### PROBLEM TO WORK ON
Leaving the pictures aside, transcribe every line below exactly.

[Dataset entries on figures]
++++++

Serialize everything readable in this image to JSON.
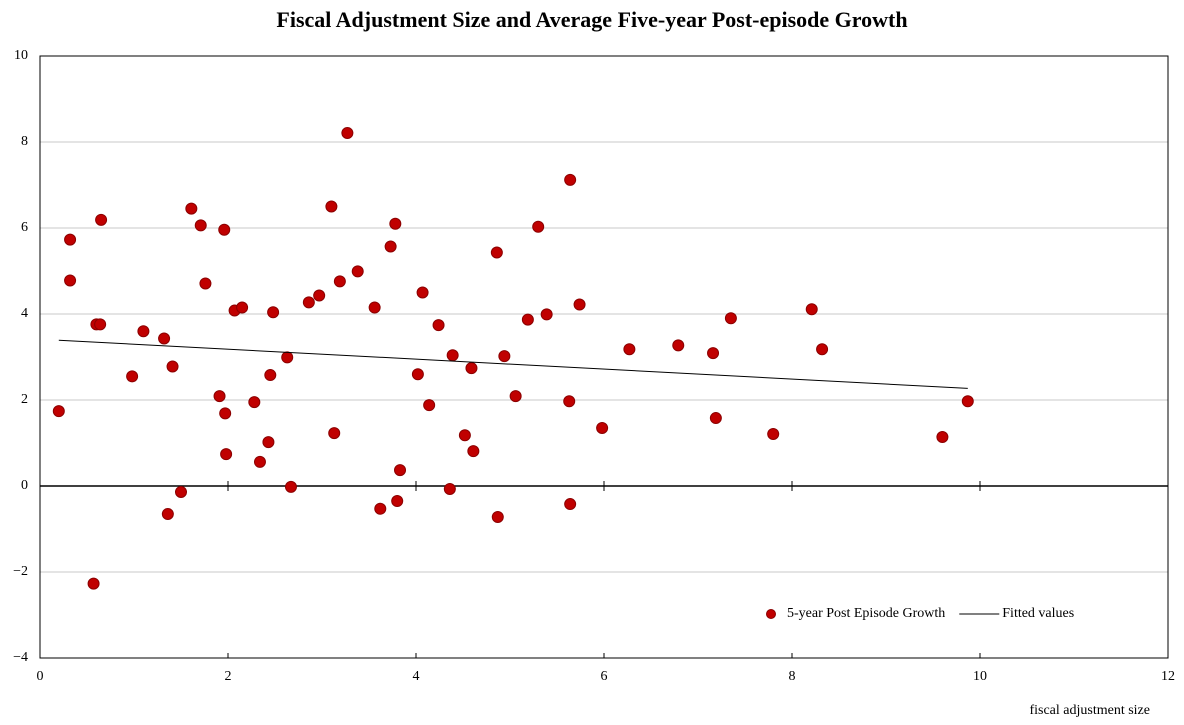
{
  "chart_data": {
    "type": "scatter",
    "title": "Fiscal Adjustment Size and Average Five-year Post-episode Growth",
    "x_label": "fiscal adjustment size",
    "xlim": [
      0,
      12
    ],
    "xticks": [
      0,
      2,
      4,
      6,
      8,
      10,
      12
    ],
    "ylim": [
      -4,
      10
    ],
    "yticks": [
      {
        "value": -4,
        "label": "−4"
      },
      {
        "value": -2,
        "label": "−2"
      },
      0,
      2,
      4,
      6,
      8,
      10
    ],
    "grid": true,
    "zero_line": true,
    "legend": "lower right",
    "series": [
      {
        "name": "5-year Post Episode Growth",
        "type": "scatter",
        "color": "#c00000",
        "x": [
          0.2,
          0.32,
          0.32,
          0.57,
          0.6,
          0.64,
          0.65,
          0.98,
          1.1,
          1.32,
          1.36,
          1.41,
          1.5,
          1.61,
          1.71,
          1.76,
          1.91,
          1.96,
          1.97,
          1.98,
          2.07,
          2.15,
          2.28,
          2.34,
          2.43,
          2.45,
          2.48,
          2.63,
          2.67,
          2.86,
          2.97,
          3.1,
          3.13,
          3.19,
          3.27,
          3.38,
          3.56,
          3.62,
          3.73,
          3.78,
          3.8,
          3.83,
          4.02,
          4.07,
          4.14,
          4.24,
          4.36,
          4.39,
          4.52,
          4.59,
          4.61,
          4.86,
          4.87,
          4.94,
          5.06,
          5.19,
          5.3,
          5.39,
          5.63,
          5.64,
          5.64,
          5.74,
          5.98,
          6.27,
          6.79,
          7.16,
          7.19,
          7.35,
          7.8,
          8.21,
          8.32,
          9.6,
          9.87
        ],
        "values": [
          1.74,
          5.73,
          4.78,
          -2.27,
          3.76,
          3.76,
          6.19,
          2.55,
          3.6,
          3.43,
          -0.65,
          2.78,
          -0.14,
          6.45,
          6.06,
          4.71,
          2.09,
          5.96,
          1.69,
          0.74,
          4.08,
          4.15,
          1.95,
          0.56,
          1.02,
          2.58,
          4.04,
          2.99,
          -0.02,
          4.27,
          4.43,
          6.5,
          1.23,
          4.76,
          8.21,
          4.99,
          4.15,
          -0.53,
          5.57,
          6.1,
          -0.35,
          0.37,
          2.6,
          4.5,
          1.88,
          3.74,
          -0.07,
          3.04,
          1.18,
          2.74,
          0.81,
          5.43,
          -0.72,
          3.02,
          2.09,
          3.87,
          6.03,
          3.99,
          1.97,
          7.12,
          -0.42,
          4.22,
          1.35,
          3.18,
          3.27,
          3.09,
          1.58,
          3.9,
          1.21,
          4.11,
          3.18,
          1.14,
          1.97
        ]
      },
      {
        "name": "Fitted values",
        "type": "line",
        "color": "#000000",
        "x": [
          0.2,
          9.87
        ],
        "values": [
          3.39,
          2.27
        ]
      }
    ]
  }
}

++++++

### FULL ANSWER
Serialize everything readable in this image to JSON.
{
  "chart_data": {
    "type": "scatter",
    "title": "Fiscal Adjustment Size and Average Five-year Post-episode Growth",
    "x_label": "fiscal adjustment size",
    "xlim": [
      0,
      12
    ],
    "xticks": [
      0,
      2,
      4,
      6,
      8,
      10,
      12
    ],
    "ylim": [
      -4,
      10
    ],
    "yticks": [
      {
        "value": -4,
        "label": "−4"
      },
      {
        "value": -2,
        "label": "−2"
      },
      0,
      2,
      4,
      6,
      8,
      10
    ],
    "grid": true,
    "zero_line": true,
    "legend": "lower right",
    "series": [
      {
        "name": "5-year Post Episode Growth",
        "type": "scatter",
        "color": "#c00000",
        "x": [
          0.2,
          0.32,
          0.32,
          0.57,
          0.6,
          0.64,
          0.65,
          0.98,
          1.1,
          1.32,
          1.36,
          1.41,
          1.5,
          1.61,
          1.71,
          1.76,
          1.91,
          1.96,
          1.97,
          1.98,
          2.07,
          2.15,
          2.28,
          2.34,
          2.43,
          2.45,
          2.48,
          2.63,
          2.67,
          2.86,
          2.97,
          3.1,
          3.13,
          3.19,
          3.27,
          3.38,
          3.56,
          3.62,
          3.73,
          3.78,
          3.8,
          3.83,
          4.02,
          4.07,
          4.14,
          4.24,
          4.36,
          4.39,
          4.52,
          4.59,
          4.61,
          4.86,
          4.87,
          4.94,
          5.06,
          5.19,
          5.3,
          5.39,
          5.63,
          5.64,
          5.64,
          5.74,
          5.98,
          6.27,
          6.79,
          7.16,
          7.19,
          7.35,
          7.8,
          8.21,
          8.32,
          9.6,
          9.87
        ],
        "values": [
          1.74,
          5.73,
          4.78,
          -2.27,
          3.76,
          3.76,
          6.19,
          2.55,
          3.6,
          3.43,
          -0.65,
          2.78,
          -0.14,
          6.45,
          6.06,
          4.71,
          2.09,
          5.96,
          1.69,
          0.74,
          4.08,
          4.15,
          1.95,
          0.56,
          1.02,
          2.58,
          4.04,
          2.99,
          -0.02,
          4.27,
          4.43,
          6.5,
          1.23,
          4.76,
          8.21,
          4.99,
          4.15,
          -0.53,
          5.57,
          6.1,
          -0.35,
          0.37,
          2.6,
          4.5,
          1.88,
          3.74,
          -0.07,
          3.04,
          1.18,
          2.74,
          0.81,
          5.43,
          -0.72,
          3.02,
          2.09,
          3.87,
          6.03,
          3.99,
          1.97,
          7.12,
          -0.42,
          4.22,
          1.35,
          3.18,
          3.27,
          3.09,
          1.58,
          3.9,
          1.21,
          4.11,
          3.18,
          1.14,
          1.97
        ]
      },
      {
        "name": "Fitted values",
        "type": "line",
        "color": "#000000",
        "x": [
          0.2,
          9.87
        ],
        "values": [
          3.39,
          2.27
        ]
      }
    ]
  }
}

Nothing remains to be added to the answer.